Leave out the pictures and copy everything else in the entries exactly.

━━━ Exercise inputs ━━━

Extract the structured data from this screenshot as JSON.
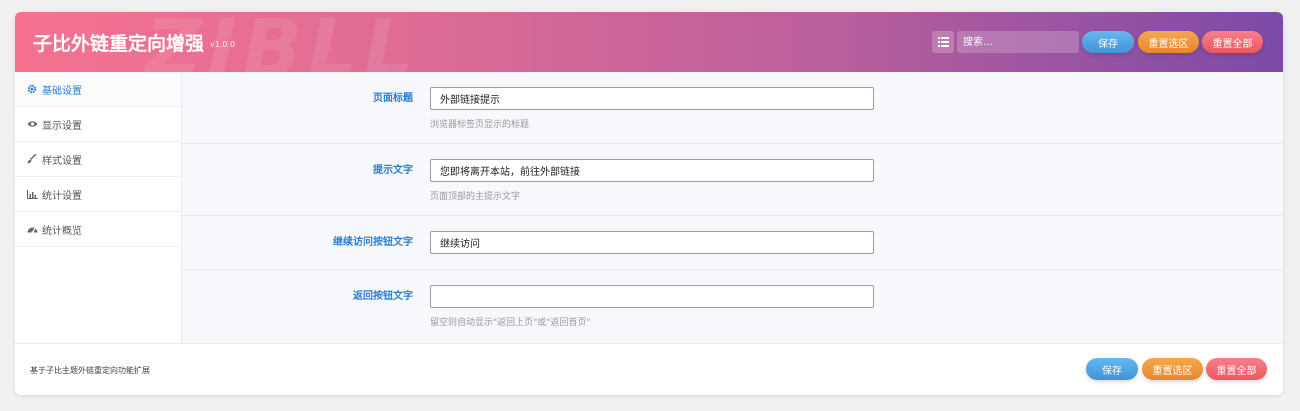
{
  "header": {
    "title": "子比外链重定向增强",
    "version": "v1.0.0",
    "watermark": "ZIBLL",
    "search": {
      "placeholder": "搜索..."
    },
    "buttons": {
      "save": "保存",
      "reset_section": "重置选区",
      "reset_all": "重置全部"
    }
  },
  "sidebar": {
    "items": [
      {
        "label": "基础设置",
        "icon": "gear-icon",
        "active": true
      },
      {
        "label": "显示设置",
        "icon": "eye-icon",
        "active": false
      },
      {
        "label": "样式设置",
        "icon": "brush-icon",
        "active": false
      },
      {
        "label": "统计设置",
        "icon": "bar-chart-icon",
        "active": false
      },
      {
        "label": "统计概览",
        "icon": "dashboard-icon",
        "active": false
      }
    ]
  },
  "fields": [
    {
      "label": "页面标题",
      "value": "外部链接提示",
      "description": "浏览器标签页显示的标题"
    },
    {
      "label": "提示文字",
      "value": "您即将离开本站，前往外部链接",
      "description": "页面顶部的主提示文字"
    },
    {
      "label": "继续访问按钮文字",
      "value": "继续访问",
      "description": ""
    },
    {
      "label": "返回按钮文字",
      "value": "",
      "description": "留空则自动显示\"返回上页\"或\"返回首页\""
    }
  ],
  "footer": {
    "text": "基于子比主题外链重定向功能扩展",
    "buttons": {
      "save": "保存",
      "reset_section": "重置选区",
      "reset_all": "重置全部"
    }
  },
  "colors": {
    "header_gradient_start": "#f5728f",
    "header_gradient_end": "#7d4aa8",
    "accent": "#2b7fd0",
    "save": "#4ea3e3",
    "reset_section": "#ef963a",
    "reset_all": "#f26a73"
  }
}
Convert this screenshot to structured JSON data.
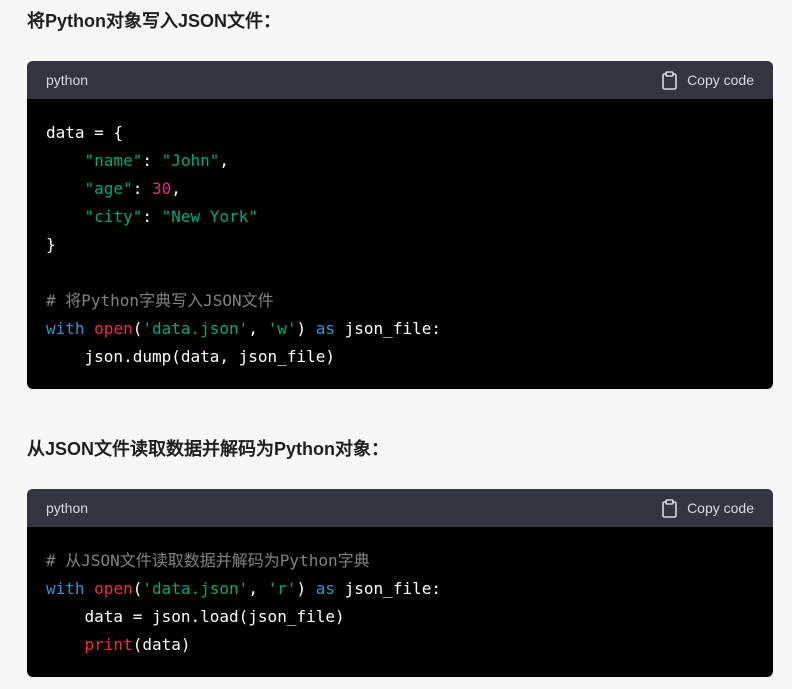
{
  "section1": {
    "heading": "将Python对象写入JSON文件：",
    "block": {
      "lang": "python",
      "copy_label": "Copy code",
      "lines": [
        [
          {
            "t": "data = {",
            "c": "plain"
          }
        ],
        [
          {
            "t": "    ",
            "c": "plain"
          },
          {
            "t": "\"name\"",
            "c": "str"
          },
          {
            "t": ": ",
            "c": "plain"
          },
          {
            "t": "\"John\"",
            "c": "str"
          },
          {
            "t": ",",
            "c": "plain"
          }
        ],
        [
          {
            "t": "    ",
            "c": "plain"
          },
          {
            "t": "\"age\"",
            "c": "str"
          },
          {
            "t": ": ",
            "c": "plain"
          },
          {
            "t": "30",
            "c": "num"
          },
          {
            "t": ",",
            "c": "plain"
          }
        ],
        [
          {
            "t": "    ",
            "c": "plain"
          },
          {
            "t": "\"city\"",
            "c": "str"
          },
          {
            "t": ": ",
            "c": "plain"
          },
          {
            "t": "\"New York\"",
            "c": "str"
          }
        ],
        [
          {
            "t": "}",
            "c": "plain"
          }
        ],
        [
          {
            "t": "",
            "c": "plain"
          }
        ],
        [
          {
            "t": "# 将Python字典写入JSON文件",
            "c": "com"
          }
        ],
        [
          {
            "t": "with",
            "c": "kw"
          },
          {
            "t": " ",
            "c": "plain"
          },
          {
            "t": "open",
            "c": "fn"
          },
          {
            "t": "(",
            "c": "plain"
          },
          {
            "t": "'data.json'",
            "c": "str"
          },
          {
            "t": ", ",
            "c": "plain"
          },
          {
            "t": "'w'",
            "c": "str"
          },
          {
            "t": ") ",
            "c": "plain"
          },
          {
            "t": "as",
            "c": "kw"
          },
          {
            "t": " json_file:",
            "c": "plain"
          }
        ],
        [
          {
            "t": "    json.dump(data, json_file)",
            "c": "plain"
          }
        ]
      ]
    }
  },
  "section2": {
    "heading": "从JSON文件读取数据并解码为Python对象：",
    "block": {
      "lang": "python",
      "copy_label": "Copy code",
      "lines": [
        [
          {
            "t": "# 从JSON文件读取数据并解码为Python字典",
            "c": "com"
          }
        ],
        [
          {
            "t": "with",
            "c": "kw"
          },
          {
            "t": " ",
            "c": "plain"
          },
          {
            "t": "open",
            "c": "fn"
          },
          {
            "t": "(",
            "c": "plain"
          },
          {
            "t": "'data.json'",
            "c": "str"
          },
          {
            "t": ", ",
            "c": "plain"
          },
          {
            "t": "'r'",
            "c": "str"
          },
          {
            "t": ") ",
            "c": "plain"
          },
          {
            "t": "as",
            "c": "kw"
          },
          {
            "t": " json_file:",
            "c": "plain"
          }
        ],
        [
          {
            "t": "    data = json.load(json_file)",
            "c": "plain"
          }
        ],
        [
          {
            "t": "    ",
            "c": "plain"
          },
          {
            "t": "print",
            "c": "fn"
          },
          {
            "t": "(data)",
            "c": "plain"
          }
        ]
      ]
    }
  },
  "colors": {
    "keyword": "#2e95d3",
    "builtin": "#f22c3d",
    "string": "#00a67d",
    "number": "#df3079",
    "comment": "#8a8a8a",
    "code_bg": "#000000",
    "header_bg": "#343541",
    "page_bg": "#f7f7f8"
  },
  "icons": {
    "copy": "clipboard-icon"
  }
}
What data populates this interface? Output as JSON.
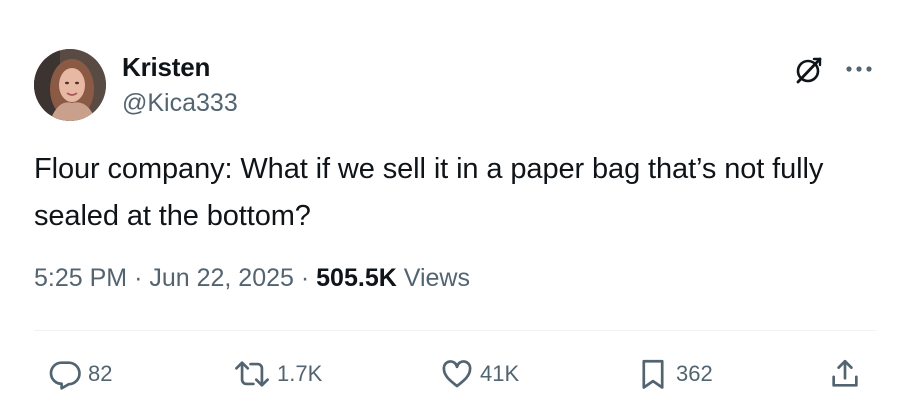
{
  "author": {
    "name": "Kristen",
    "handle": "@Kica333"
  },
  "tweet": {
    "text": "Flour company: What if we sell it in a paper bag that’s not fully sealed at the bottom?"
  },
  "meta": {
    "time": "5:25 PM",
    "separator": "·",
    "date": "Jun 22, 2025",
    "views_count": "505.5K",
    "views_label": "Views"
  },
  "actions": {
    "replies": "82",
    "reposts": "1.7K",
    "likes": "41K",
    "bookmarks": "362"
  },
  "icons": {
    "grok": "grok-icon",
    "more": "more-icon",
    "reply": "reply-icon",
    "repost": "repost-icon",
    "like": "heart-icon",
    "bookmark": "bookmark-icon",
    "share": "share-icon"
  },
  "colors": {
    "text_primary": "#0f1419",
    "text_secondary": "#536471",
    "divider": "#eff3f4"
  }
}
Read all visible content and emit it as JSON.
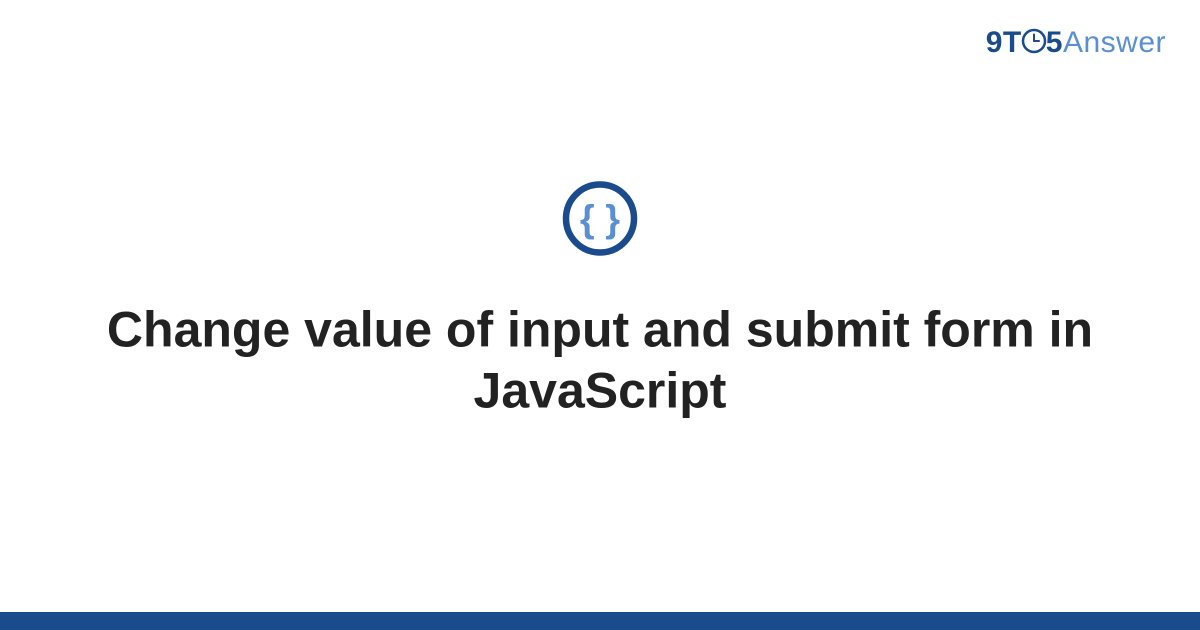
{
  "logo": {
    "part1": "9T",
    "part2": "5",
    "part3": "Answer"
  },
  "icon_name": "braces-icon",
  "title": "Change value of input and submit form in JavaScript",
  "colors": {
    "brand_dark": "#1a4b8c",
    "brand_light": "#5a8fd4",
    "text": "#222222",
    "background": "#ffffff"
  }
}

━━━

▶ [Response]
Extract the structured data from this screenshot as JSON.
{
  "header": {
    "title": "子比外链重定向增强",
    "version": "v1.0.0",
    "watermark": "ZIBLL",
    "search": {
      "placeholder": "搜索..."
    },
    "buttons": {
      "save": "保存",
      "reset_section": "重置选区",
      "reset_all": "重置全部"
    }
  },
  "sidebar": {
    "items": [
      {
        "label": "基础设置",
        "icon": "gear-icon",
        "active": true
      },
      {
        "label": "显示设置",
        "icon": "eye-icon",
        "active": false
      },
      {
        "label": "样式设置",
        "icon": "brush-icon",
        "active": false
      },
      {
        "label": "统计设置",
        "icon": "bar-chart-icon",
        "active": false
      },
      {
        "label": "统计概览",
        "icon": "dashboard-icon",
        "active": false
      }
    ]
  },
  "fields": [
    {
      "label": "页面标题",
      "value": "外部链接提示",
      "description": "浏览器标签页显示的标题"
    },
    {
      "label": "提示文字",
      "value": "您即将离开本站，前往外部链接",
      "description": "页面顶部的主提示文字"
    },
    {
      "label": "继续访问按钮文字",
      "value": "继续访问",
      "description": ""
    },
    {
      "label": "返回按钮文字",
      "value": "",
      "description": "留空则自动显示\"返回上页\"或\"返回首页\""
    }
  ],
  "footer": {
    "text": "基于子比主题外链重定向功能扩展",
    "buttons": {
      "save": "保存",
      "reset_section": "重置选区",
      "reset_all": "重置全部"
    }
  },
  "colors": {
    "header_gradient_start": "#f5728f",
    "header_gradient_end": "#7d4aa8",
    "accent": "#2b7fd0",
    "save": "#4ea3e3",
    "reset_section": "#ef963a",
    "reset_all": "#f26a73"
  }
}
Convert this screenshot to structured JSON data.
{
  "section1": {
    "heading": "将Python对象写入JSON文件：",
    "block": {
      "lang": "python",
      "copy_label": "Copy code",
      "lines": [
        [
          {
            "t": "data = {",
            "c": "plain"
          }
        ],
        [
          {
            "t": "    ",
            "c": "plain"
          },
          {
            "t": "\"name\"",
            "c": "str"
          },
          {
            "t": ": ",
            "c": "plain"
          },
          {
            "t": "\"John\"",
            "c": "str"
          },
          {
            "t": ",",
            "c": "plain"
          }
        ],
        [
          {
            "t": "    ",
            "c": "plain"
          },
          {
            "t": "\"age\"",
            "c": "str"
          },
          {
            "t": ": ",
            "c": "plain"
          },
          {
            "t": "30",
            "c": "num"
          },
          {
            "t": ",",
            "c": "plain"
          }
        ],
        [
          {
            "t": "    ",
            "c": "plain"
          },
          {
            "t": "\"city\"",
            "c": "str"
          },
          {
            "t": ": ",
            "c": "plain"
          },
          {
            "t": "\"New York\"",
            "c": "str"
          }
        ],
        [
          {
            "t": "}",
            "c": "plain"
          }
        ],
        [
          {
            "t": "",
            "c": "plain"
          }
        ],
        [
          {
            "t": "# 将Python字典写入JSON文件",
            "c": "com"
          }
        ],
        [
          {
            "t": "with",
            "c": "kw"
          },
          {
            "t": " ",
            "c": "plain"
          },
          {
            "t": "open",
            "c": "fn"
          },
          {
            "t": "(",
            "c": "plain"
          },
          {
            "t": "'data.json'",
            "c": "str"
          },
          {
            "t": ", ",
            "c": "plain"
          },
          {
            "t": "'w'",
            "c": "str"
          },
          {
            "t": ") ",
            "c": "plain"
          },
          {
            "t": "as",
            "c": "kw"
          },
          {
            "t": " json_file:",
            "c": "plain"
          }
        ],
        [
          {
            "t": "    json.dump(data, json_file)",
            "c": "plain"
          }
        ]
      ]
    }
  },
  "section2": {
    "heading": "从JSON文件读取数据并解码为Python对象：",
    "block": {
      "lang": "python",
      "copy_label": "Copy code",
      "lines": [
        [
          {
            "t": "# 从JSON文件读取数据并解码为Python字典",
            "c": "com"
          }
        ],
        [
          {
            "t": "with",
            "c": "kw"
          },
          {
            "t": " ",
            "c": "plain"
          },
          {
            "t": "open",
            "c": "fn"
          },
          {
            "t": "(",
            "c": "plain"
          },
          {
            "t": "'data.json'",
            "c": "str"
          },
          {
            "t": ", ",
            "c": "plain"
          },
          {
            "t": "'r'",
            "c": "str"
          },
          {
            "t": ") ",
            "c": "plain"
          },
          {
            "t": "as",
            "c": "kw"
          },
          {
            "t": " json_file:",
            "c": "plain"
          }
        ],
        [
          {
            "t": "    data = json.load(json_file)",
            "c": "plain"
          }
        ],
        [
          {
            "t": "    ",
            "c": "plain"
          },
          {
            "t": "print",
            "c": "fn"
          },
          {
            "t": "(data)",
            "c": "plain"
          }
        ]
      ]
    }
  },
  "colors": {
    "keyword": "#2e95d3",
    "builtin": "#f22c3d",
    "string": "#00a67d",
    "number": "#df3079",
    "comment": "#8a8a8a",
    "code_bg": "#000000",
    "header_bg": "#343541",
    "page_bg": "#f7f7f8"
  },
  "icons": {
    "copy": "clipboard-icon"
  }
}
What data populates this interface? Output as JSON.
{
  "author": {
    "name": "Kristen",
    "handle": "@Kica333"
  },
  "tweet": {
    "text": "Flour company: What if we sell it in a paper bag that’s not fully sealed at the bottom?"
  },
  "meta": {
    "time": "5:25 PM",
    "separator": "·",
    "date": "Jun 22, 2025",
    "views_count": "505.5K",
    "views_label": "Views"
  },
  "actions": {
    "replies": "82",
    "reposts": "1.7K",
    "likes": "41K",
    "bookmarks": "362"
  },
  "icons": {
    "grok": "grok-icon",
    "more": "more-icon",
    "reply": "reply-icon",
    "repost": "repost-icon",
    "like": "heart-icon",
    "bookmark": "bookmark-icon",
    "share": "share-icon"
  },
  "colors": {
    "text_primary": "#0f1419",
    "text_secondary": "#536471",
    "divider": "#eff3f4"
  }
}
Read all visible content and emit it as JSON.
{
  "logo": {
    "part1": "9T",
    "part2": "5",
    "part3": "Answer"
  },
  "icon_name": "braces-icon",
  "title": "Change value of input and submit form in JavaScript",
  "colors": {
    "brand_dark": "#1a4b8c",
    "brand_light": "#5a8fd4",
    "text": "#222222",
    "background": "#ffffff"
  }
}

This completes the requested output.